* **Exercise**:
Extract every line that includes the string "this".

* **Records provided**:
########################################

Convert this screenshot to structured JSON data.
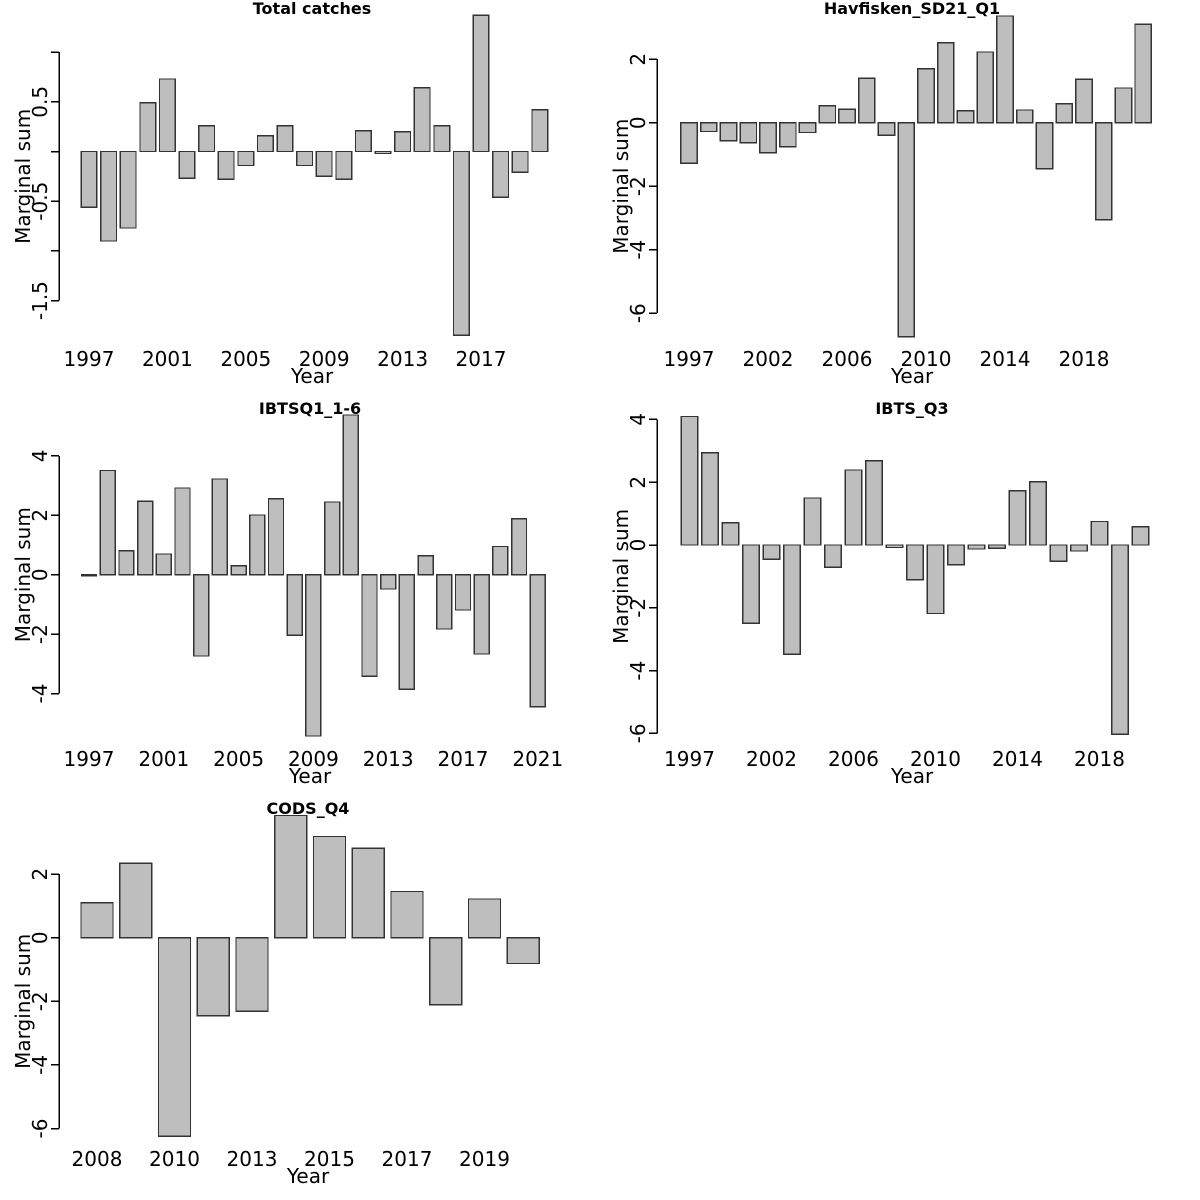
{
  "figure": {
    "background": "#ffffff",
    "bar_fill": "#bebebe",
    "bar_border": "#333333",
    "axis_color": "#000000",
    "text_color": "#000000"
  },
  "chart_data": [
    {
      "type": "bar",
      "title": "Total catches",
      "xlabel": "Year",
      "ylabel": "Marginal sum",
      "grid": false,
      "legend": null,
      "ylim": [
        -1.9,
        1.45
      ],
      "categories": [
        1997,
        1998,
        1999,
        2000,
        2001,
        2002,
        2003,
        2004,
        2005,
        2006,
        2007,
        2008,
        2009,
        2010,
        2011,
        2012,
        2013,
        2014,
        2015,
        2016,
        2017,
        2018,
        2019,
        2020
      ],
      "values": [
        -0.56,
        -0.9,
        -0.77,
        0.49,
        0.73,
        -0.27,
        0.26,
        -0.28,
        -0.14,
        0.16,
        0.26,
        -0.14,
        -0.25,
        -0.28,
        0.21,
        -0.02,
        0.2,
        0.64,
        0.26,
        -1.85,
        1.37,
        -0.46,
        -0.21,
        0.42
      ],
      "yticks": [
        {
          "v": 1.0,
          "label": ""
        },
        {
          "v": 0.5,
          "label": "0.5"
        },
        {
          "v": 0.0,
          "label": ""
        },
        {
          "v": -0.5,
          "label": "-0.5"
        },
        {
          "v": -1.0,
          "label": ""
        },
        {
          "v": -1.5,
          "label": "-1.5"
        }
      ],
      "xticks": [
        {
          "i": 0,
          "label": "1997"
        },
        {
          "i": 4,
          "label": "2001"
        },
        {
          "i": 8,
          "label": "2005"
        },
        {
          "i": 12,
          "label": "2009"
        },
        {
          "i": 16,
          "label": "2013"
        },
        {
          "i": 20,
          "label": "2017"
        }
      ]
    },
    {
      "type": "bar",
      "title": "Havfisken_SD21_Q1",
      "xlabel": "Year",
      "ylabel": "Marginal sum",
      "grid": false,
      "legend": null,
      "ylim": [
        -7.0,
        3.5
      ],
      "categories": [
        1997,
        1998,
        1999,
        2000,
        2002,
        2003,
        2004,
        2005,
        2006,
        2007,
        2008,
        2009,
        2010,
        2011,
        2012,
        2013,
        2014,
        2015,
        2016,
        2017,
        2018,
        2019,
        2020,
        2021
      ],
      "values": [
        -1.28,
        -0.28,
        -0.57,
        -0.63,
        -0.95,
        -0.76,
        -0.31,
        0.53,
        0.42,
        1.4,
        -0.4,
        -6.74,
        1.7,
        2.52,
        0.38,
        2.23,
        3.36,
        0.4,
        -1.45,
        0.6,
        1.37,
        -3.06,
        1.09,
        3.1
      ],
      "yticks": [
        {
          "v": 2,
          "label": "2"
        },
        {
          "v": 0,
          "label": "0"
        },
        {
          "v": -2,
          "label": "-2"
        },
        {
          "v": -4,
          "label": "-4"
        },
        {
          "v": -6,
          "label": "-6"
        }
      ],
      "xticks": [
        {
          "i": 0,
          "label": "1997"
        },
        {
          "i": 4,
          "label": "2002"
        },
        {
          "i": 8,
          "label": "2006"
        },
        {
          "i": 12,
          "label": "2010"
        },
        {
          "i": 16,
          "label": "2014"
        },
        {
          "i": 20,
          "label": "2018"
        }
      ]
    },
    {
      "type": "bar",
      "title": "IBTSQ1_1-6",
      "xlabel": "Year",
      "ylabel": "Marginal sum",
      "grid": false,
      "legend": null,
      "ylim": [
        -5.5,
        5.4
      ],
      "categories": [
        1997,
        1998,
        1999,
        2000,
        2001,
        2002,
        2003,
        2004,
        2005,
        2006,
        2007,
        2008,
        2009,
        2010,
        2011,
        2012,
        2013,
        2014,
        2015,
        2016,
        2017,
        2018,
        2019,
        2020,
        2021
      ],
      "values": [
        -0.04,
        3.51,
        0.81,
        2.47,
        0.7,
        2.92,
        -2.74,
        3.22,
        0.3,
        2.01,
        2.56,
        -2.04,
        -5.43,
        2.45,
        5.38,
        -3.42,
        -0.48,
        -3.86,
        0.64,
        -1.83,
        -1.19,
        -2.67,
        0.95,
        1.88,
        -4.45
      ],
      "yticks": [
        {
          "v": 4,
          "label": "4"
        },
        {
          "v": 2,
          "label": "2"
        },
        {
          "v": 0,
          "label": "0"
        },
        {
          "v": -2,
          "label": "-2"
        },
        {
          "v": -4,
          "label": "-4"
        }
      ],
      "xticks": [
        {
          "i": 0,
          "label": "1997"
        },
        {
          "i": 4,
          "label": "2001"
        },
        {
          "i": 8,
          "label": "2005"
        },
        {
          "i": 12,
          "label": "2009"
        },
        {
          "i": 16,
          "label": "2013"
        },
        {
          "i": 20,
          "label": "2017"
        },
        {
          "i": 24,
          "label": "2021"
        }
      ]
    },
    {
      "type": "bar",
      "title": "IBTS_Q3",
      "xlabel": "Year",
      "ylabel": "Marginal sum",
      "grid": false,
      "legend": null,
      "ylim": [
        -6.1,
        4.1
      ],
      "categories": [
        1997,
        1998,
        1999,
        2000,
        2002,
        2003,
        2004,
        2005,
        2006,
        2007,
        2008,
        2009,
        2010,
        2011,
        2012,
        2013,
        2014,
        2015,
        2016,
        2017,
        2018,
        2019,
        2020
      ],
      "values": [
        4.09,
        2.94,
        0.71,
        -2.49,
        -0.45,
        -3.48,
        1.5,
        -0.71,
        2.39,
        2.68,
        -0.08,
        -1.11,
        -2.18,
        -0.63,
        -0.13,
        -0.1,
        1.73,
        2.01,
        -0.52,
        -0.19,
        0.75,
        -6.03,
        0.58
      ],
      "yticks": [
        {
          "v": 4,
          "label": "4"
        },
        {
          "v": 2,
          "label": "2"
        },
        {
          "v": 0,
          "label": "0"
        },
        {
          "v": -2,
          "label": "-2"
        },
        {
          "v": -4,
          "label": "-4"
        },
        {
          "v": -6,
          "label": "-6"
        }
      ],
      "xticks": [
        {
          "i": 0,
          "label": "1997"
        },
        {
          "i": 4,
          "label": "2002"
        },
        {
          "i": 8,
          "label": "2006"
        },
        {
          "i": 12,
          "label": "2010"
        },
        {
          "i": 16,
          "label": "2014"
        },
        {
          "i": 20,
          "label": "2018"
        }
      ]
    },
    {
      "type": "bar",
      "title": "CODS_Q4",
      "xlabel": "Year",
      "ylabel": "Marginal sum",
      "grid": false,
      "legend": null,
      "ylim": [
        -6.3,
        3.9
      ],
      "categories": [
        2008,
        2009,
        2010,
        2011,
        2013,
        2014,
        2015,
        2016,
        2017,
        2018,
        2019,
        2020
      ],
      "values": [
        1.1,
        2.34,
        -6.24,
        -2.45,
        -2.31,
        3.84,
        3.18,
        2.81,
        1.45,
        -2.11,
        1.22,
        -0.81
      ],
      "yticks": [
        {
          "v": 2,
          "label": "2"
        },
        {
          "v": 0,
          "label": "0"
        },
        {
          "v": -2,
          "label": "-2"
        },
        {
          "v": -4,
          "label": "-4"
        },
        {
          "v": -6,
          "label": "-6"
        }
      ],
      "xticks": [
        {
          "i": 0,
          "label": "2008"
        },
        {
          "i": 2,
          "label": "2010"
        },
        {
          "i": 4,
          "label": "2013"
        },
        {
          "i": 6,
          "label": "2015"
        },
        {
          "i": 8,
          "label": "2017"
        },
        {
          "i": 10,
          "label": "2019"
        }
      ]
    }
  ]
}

########################################

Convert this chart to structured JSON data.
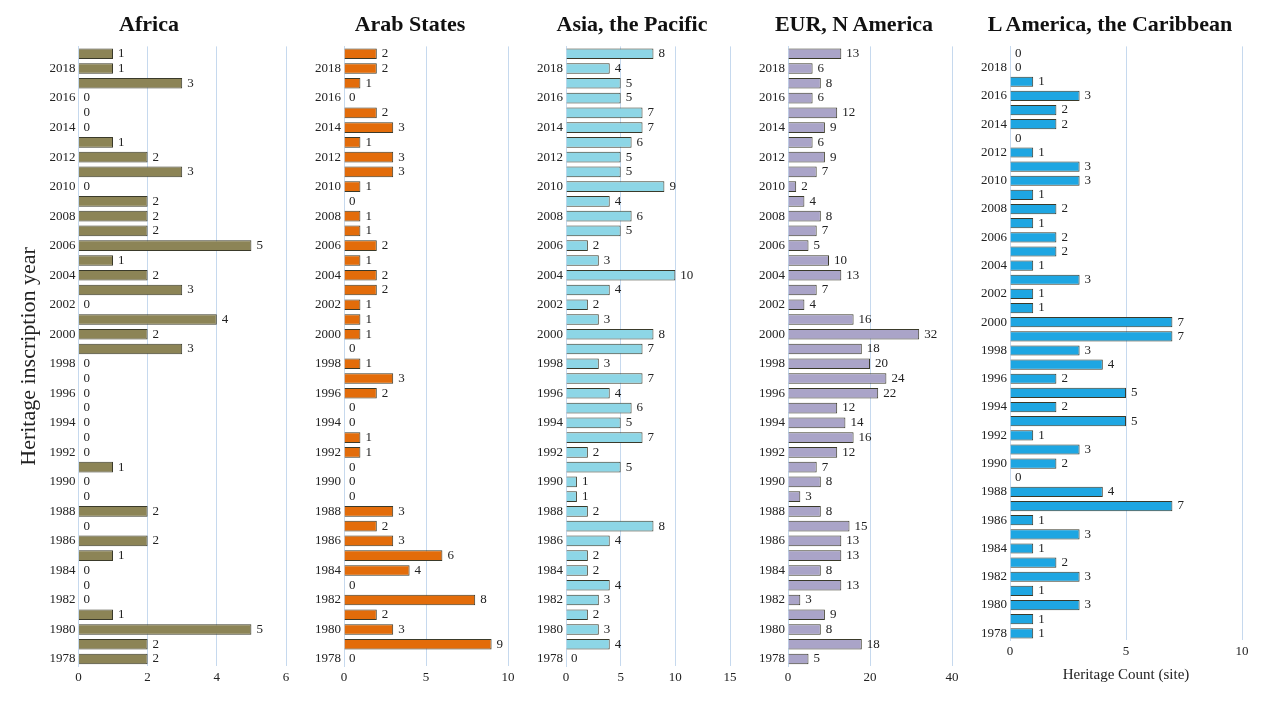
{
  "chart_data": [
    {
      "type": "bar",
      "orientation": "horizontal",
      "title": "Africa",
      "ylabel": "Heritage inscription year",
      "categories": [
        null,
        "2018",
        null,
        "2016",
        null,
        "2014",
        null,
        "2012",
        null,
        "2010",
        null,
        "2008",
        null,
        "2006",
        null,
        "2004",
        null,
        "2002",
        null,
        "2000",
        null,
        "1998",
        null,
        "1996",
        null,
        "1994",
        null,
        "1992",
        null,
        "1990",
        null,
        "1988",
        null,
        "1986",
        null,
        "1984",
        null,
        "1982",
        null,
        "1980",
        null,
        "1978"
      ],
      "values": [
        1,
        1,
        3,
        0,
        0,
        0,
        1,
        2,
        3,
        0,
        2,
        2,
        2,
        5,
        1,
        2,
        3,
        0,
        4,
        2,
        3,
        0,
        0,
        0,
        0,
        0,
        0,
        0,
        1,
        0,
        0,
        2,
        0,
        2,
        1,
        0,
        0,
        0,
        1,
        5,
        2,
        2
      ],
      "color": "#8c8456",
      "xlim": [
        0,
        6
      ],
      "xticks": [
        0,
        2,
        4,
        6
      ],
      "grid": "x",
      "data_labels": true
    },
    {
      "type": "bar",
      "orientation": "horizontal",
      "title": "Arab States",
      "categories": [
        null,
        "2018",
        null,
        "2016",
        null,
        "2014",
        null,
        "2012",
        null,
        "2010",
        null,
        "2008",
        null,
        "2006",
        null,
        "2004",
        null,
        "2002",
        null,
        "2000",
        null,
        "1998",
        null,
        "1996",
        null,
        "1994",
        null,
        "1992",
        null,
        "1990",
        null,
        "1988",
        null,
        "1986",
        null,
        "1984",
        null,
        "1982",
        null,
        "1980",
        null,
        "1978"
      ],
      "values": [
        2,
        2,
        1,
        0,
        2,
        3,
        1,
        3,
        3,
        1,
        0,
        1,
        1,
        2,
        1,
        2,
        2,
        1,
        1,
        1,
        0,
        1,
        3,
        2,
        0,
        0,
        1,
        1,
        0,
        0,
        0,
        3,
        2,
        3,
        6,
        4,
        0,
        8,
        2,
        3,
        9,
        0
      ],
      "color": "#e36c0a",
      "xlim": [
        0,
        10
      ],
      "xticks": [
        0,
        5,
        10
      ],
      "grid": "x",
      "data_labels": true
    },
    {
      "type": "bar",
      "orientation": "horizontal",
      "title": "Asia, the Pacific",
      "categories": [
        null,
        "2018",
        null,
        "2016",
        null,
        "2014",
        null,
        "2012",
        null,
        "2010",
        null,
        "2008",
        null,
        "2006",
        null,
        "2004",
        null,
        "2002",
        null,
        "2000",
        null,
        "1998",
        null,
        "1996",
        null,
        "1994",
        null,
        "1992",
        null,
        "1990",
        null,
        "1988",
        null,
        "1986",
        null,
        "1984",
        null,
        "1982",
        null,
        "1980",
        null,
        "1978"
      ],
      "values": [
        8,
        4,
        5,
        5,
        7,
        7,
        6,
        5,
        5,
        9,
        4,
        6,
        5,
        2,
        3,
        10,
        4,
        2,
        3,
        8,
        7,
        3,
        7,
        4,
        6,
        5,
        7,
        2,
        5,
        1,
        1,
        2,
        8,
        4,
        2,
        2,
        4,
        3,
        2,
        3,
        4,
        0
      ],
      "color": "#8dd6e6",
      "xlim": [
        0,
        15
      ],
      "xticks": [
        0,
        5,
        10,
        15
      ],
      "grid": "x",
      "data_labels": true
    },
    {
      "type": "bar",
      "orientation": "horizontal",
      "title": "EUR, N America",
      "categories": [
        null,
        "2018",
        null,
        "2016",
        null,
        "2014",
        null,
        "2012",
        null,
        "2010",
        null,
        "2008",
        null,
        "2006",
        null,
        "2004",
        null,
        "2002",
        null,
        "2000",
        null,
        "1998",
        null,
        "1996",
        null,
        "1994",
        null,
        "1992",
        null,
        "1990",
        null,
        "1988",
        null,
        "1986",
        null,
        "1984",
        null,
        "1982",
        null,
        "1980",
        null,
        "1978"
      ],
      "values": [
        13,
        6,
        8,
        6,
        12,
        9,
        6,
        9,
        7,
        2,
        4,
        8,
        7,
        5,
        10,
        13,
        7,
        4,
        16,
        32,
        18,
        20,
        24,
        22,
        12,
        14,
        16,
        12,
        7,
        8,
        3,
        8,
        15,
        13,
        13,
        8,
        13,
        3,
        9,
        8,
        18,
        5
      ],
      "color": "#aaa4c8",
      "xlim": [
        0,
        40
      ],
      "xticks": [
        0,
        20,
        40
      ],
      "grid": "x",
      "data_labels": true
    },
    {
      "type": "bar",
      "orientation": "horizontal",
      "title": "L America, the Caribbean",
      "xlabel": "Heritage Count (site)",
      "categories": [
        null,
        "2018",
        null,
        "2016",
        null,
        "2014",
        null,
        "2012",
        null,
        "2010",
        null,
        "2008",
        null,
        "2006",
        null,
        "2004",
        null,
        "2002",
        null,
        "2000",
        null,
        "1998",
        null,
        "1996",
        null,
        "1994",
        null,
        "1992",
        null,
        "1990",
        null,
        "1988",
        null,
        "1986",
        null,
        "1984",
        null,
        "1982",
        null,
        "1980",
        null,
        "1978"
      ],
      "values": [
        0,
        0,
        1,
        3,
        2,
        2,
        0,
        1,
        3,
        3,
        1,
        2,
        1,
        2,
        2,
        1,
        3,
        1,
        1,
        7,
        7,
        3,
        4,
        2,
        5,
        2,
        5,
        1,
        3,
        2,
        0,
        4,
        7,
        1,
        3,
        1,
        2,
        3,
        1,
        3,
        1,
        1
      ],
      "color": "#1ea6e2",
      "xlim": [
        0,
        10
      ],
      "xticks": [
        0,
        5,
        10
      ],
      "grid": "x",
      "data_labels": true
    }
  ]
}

########################################

* **Response to the exercise**:
Convert this screenshot to structured JSON data.
Convert this chart to structured JSON data.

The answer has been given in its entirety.